◆ Instruction:
Keep only the lines that hold the string "this", filtering out the rest of the entries below.

* * * * * * *

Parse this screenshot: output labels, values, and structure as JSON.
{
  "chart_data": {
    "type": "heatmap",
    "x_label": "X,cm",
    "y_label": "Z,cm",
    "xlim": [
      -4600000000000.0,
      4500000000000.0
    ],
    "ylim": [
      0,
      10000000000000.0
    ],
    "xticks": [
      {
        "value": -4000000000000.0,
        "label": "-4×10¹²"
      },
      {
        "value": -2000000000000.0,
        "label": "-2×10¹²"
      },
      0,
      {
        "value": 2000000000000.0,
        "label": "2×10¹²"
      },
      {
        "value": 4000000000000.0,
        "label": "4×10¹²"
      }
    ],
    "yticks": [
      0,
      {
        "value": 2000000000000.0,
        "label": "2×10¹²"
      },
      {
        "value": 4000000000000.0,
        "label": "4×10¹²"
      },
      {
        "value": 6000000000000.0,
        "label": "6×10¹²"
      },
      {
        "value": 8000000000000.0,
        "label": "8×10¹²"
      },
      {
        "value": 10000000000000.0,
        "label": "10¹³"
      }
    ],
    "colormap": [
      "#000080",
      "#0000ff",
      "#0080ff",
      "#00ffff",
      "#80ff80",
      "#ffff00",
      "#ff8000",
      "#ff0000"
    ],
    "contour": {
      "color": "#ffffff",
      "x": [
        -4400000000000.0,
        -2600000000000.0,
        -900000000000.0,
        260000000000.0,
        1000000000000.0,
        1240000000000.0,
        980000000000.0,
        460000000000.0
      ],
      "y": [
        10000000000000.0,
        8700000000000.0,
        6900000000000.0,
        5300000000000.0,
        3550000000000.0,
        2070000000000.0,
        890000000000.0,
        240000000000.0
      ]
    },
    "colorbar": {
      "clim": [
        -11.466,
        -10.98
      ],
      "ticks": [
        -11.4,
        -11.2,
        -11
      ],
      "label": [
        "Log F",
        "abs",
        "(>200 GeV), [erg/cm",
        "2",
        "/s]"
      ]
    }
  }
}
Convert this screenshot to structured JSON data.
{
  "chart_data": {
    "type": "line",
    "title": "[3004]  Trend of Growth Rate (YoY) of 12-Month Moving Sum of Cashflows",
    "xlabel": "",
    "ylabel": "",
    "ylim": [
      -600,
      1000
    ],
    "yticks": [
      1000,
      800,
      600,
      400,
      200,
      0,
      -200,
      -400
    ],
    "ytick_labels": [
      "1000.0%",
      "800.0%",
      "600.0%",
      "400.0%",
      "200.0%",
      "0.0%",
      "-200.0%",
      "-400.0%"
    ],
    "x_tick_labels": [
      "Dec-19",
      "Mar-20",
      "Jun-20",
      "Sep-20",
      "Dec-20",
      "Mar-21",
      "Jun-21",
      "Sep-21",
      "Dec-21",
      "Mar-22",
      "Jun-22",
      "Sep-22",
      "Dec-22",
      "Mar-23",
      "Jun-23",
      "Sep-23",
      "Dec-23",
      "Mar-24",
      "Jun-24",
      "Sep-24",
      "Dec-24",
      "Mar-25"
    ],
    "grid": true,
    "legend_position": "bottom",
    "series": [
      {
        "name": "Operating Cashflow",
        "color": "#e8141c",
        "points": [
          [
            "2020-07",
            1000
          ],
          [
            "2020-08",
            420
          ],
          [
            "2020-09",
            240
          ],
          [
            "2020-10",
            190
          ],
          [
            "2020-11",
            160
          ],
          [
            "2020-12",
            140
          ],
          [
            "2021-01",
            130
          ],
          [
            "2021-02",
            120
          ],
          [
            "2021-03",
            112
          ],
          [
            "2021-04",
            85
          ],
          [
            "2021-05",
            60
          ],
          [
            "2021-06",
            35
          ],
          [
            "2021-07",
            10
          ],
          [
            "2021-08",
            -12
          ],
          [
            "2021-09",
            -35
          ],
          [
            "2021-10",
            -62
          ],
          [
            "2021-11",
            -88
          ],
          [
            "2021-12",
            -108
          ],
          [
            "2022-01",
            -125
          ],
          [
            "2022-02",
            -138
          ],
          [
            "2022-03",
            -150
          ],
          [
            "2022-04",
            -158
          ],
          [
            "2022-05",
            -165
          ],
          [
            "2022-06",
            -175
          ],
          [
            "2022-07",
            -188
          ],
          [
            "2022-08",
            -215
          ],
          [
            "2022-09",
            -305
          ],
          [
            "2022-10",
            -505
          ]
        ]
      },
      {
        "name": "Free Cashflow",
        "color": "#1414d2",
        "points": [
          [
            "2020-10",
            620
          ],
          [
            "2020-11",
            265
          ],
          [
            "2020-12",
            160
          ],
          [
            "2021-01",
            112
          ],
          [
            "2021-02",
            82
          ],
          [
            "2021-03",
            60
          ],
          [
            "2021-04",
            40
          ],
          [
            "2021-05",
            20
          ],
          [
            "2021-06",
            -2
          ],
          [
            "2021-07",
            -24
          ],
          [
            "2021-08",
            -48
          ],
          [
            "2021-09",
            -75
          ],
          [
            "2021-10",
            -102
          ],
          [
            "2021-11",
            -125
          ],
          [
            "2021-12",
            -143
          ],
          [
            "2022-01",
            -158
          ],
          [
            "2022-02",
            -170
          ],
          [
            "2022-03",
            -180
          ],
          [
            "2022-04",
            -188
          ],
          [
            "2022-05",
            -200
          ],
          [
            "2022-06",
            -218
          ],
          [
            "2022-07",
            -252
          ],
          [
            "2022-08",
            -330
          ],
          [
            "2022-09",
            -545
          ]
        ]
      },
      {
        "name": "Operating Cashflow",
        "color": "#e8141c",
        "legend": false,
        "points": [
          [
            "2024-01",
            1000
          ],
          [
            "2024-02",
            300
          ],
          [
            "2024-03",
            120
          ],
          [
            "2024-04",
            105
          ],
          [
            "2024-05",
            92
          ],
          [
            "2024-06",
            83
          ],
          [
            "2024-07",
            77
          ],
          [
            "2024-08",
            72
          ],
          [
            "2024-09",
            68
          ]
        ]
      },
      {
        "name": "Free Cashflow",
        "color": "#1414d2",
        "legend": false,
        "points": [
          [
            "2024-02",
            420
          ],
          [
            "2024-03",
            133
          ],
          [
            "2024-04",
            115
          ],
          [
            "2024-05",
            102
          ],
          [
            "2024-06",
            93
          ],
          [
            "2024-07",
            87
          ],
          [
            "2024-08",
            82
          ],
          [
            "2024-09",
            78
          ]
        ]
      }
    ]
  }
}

* * * * * * *

◆ The solution:
Parse this screenshot: output labels, values, and structure as JSON.
Convert this screenshot to structured JSON data.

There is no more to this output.